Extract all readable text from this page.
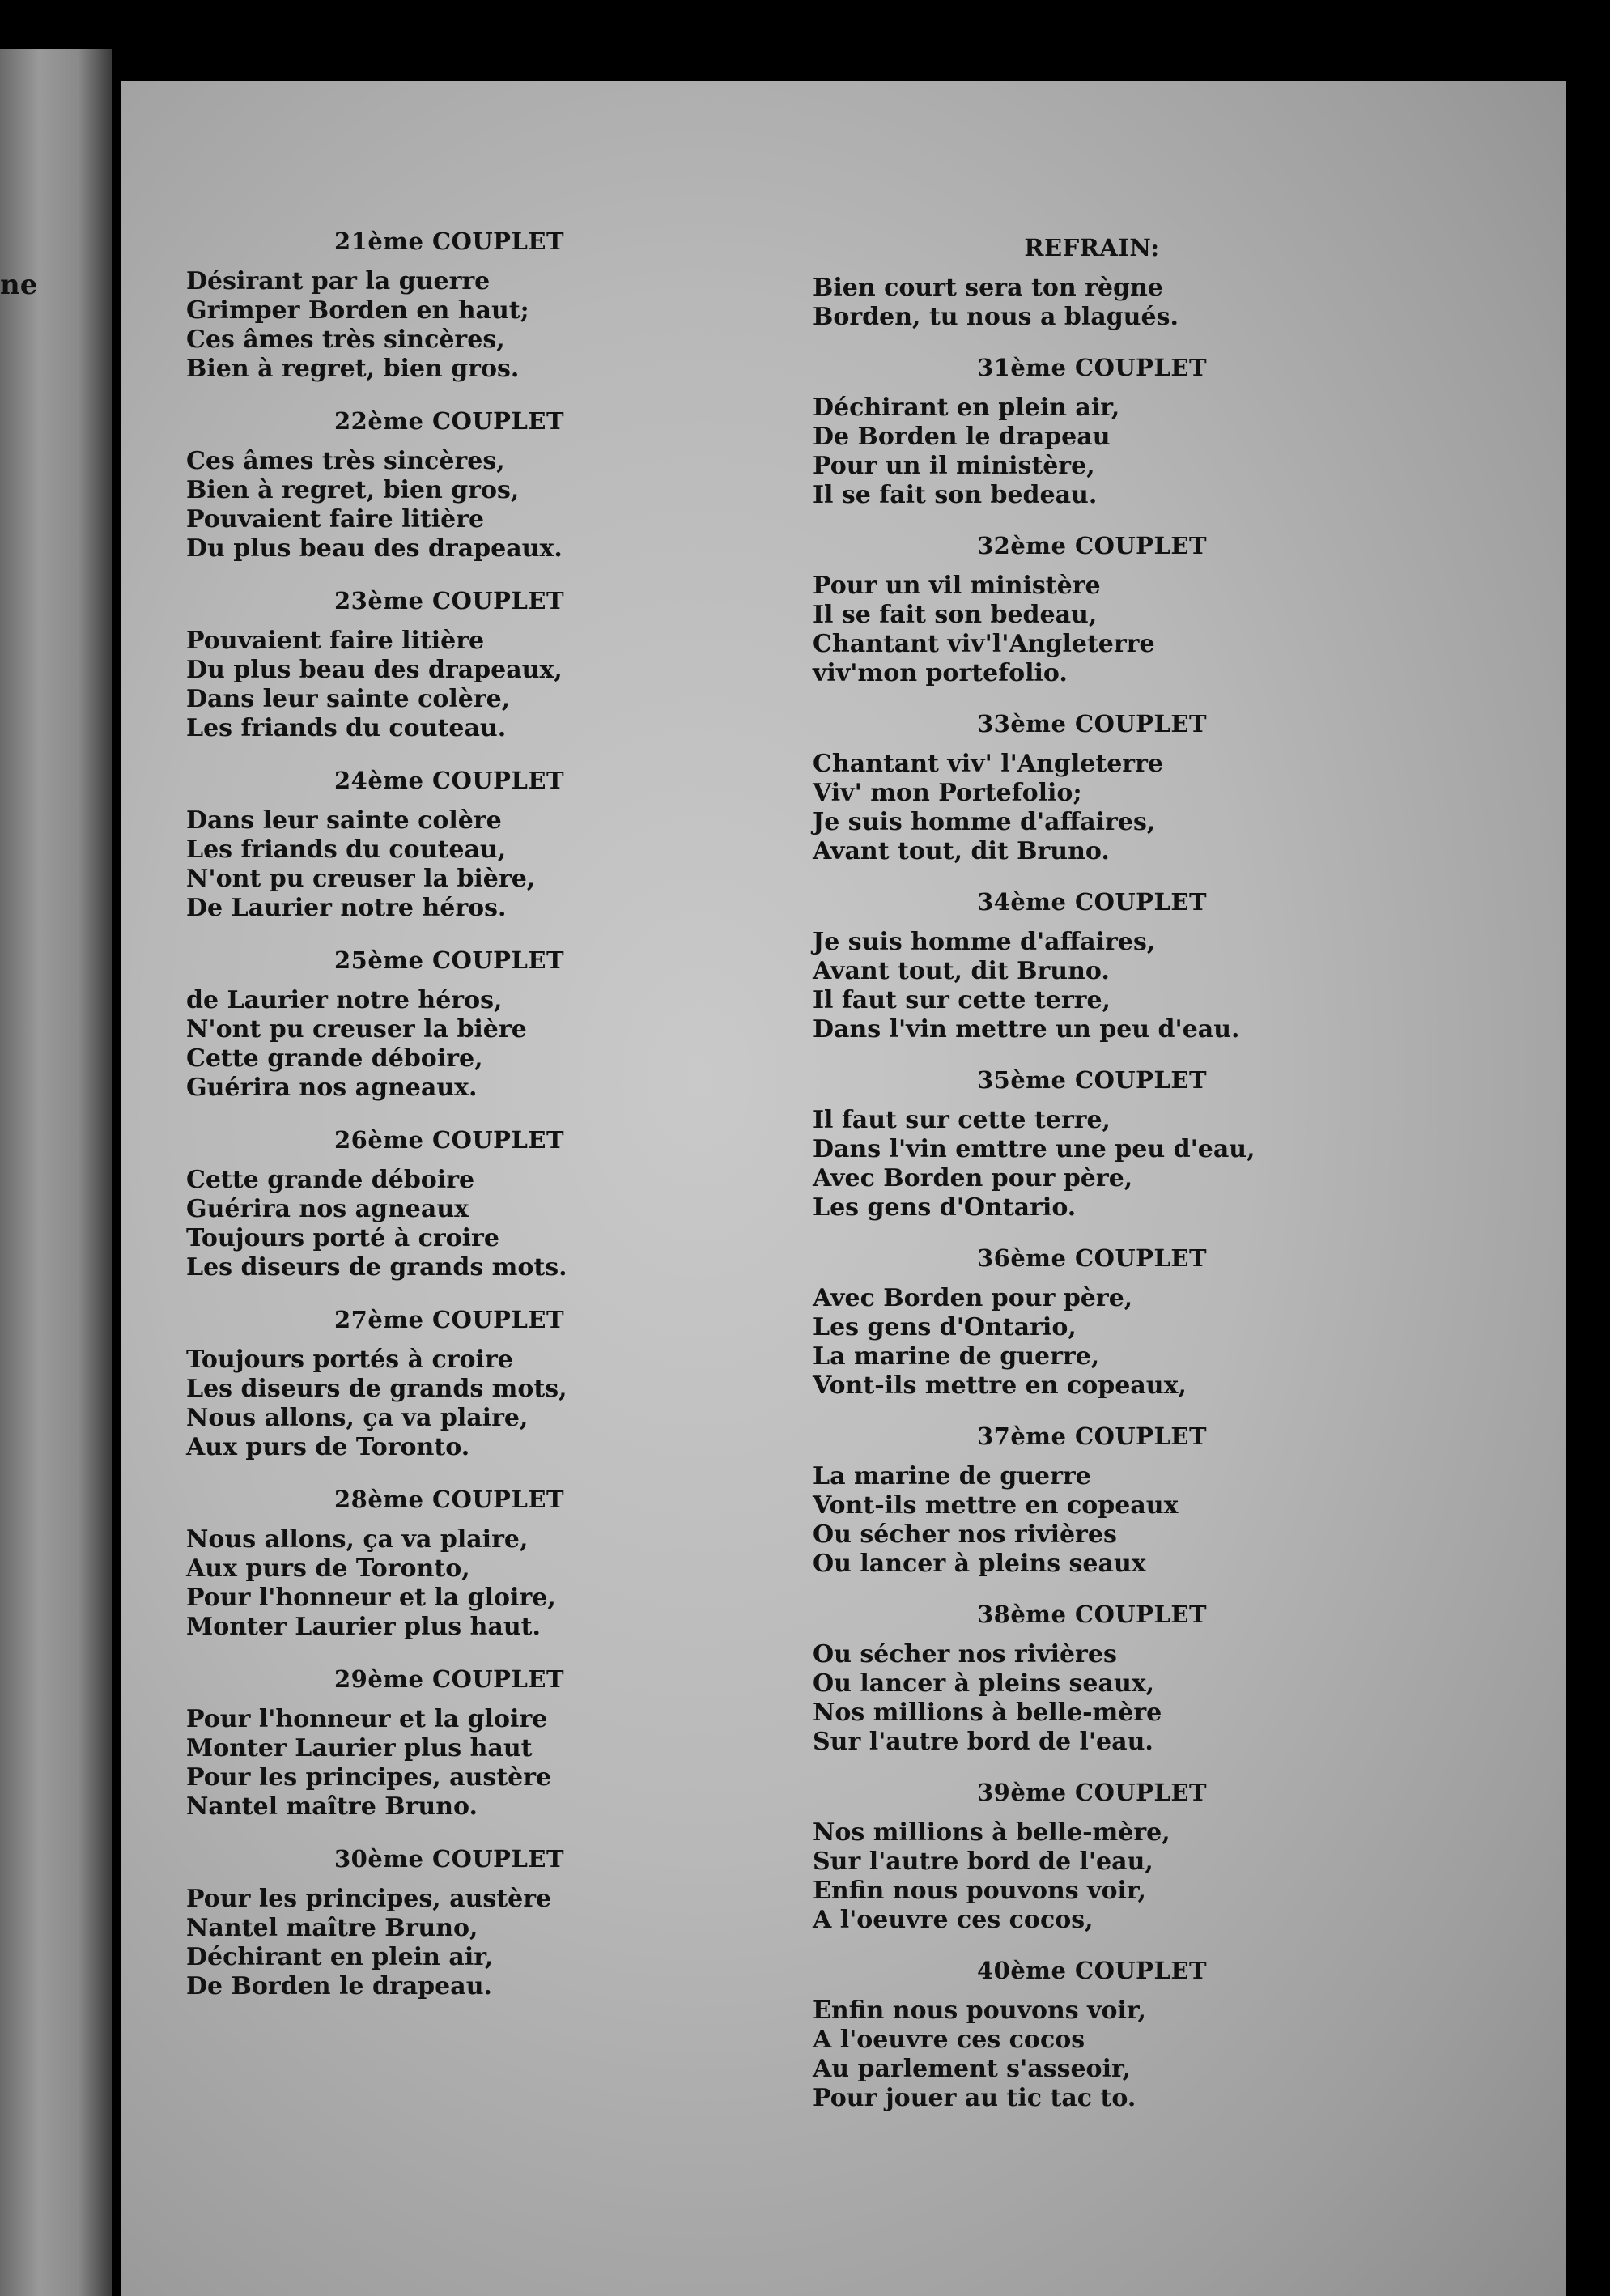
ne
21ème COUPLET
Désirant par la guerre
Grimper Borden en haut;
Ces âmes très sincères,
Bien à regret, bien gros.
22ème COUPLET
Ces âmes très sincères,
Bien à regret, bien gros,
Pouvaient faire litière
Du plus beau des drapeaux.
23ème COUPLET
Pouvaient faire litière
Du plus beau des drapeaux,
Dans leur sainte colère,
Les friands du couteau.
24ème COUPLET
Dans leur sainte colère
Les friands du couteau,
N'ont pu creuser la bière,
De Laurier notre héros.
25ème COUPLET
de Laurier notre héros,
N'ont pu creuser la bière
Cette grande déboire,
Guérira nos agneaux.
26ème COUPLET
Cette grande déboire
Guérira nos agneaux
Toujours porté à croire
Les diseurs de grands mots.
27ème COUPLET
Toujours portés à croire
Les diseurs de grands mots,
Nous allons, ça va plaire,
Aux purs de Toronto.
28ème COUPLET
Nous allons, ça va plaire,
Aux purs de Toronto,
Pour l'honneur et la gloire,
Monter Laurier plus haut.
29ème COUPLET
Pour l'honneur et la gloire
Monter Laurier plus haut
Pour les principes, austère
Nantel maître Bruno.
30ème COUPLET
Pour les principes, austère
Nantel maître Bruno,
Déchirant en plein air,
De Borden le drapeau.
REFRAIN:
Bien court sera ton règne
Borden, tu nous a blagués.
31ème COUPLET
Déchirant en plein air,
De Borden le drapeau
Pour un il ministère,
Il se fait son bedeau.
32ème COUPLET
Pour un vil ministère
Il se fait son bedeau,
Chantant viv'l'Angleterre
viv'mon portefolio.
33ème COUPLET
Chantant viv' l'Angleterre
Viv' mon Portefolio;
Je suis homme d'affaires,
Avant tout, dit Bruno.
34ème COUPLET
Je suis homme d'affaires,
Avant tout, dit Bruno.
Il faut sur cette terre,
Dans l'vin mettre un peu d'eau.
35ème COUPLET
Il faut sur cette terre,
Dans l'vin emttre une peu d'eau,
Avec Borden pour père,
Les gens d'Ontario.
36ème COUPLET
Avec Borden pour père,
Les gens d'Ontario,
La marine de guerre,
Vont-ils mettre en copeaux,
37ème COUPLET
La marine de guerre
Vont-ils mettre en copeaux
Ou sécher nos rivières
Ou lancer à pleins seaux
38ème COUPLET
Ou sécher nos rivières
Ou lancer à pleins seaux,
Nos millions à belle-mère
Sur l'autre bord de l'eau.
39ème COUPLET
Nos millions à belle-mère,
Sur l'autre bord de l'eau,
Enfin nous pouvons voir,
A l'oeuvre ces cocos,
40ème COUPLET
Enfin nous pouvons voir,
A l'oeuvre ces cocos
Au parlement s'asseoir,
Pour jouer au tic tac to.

• **INSTRUCTION**
Go through the listing above and return every line where the word "Vont" occurs.

• **RESULT FOR THIS EXERCISE**
Vont-ils mettre en copeaux,
Vont-ils mettre en copeaux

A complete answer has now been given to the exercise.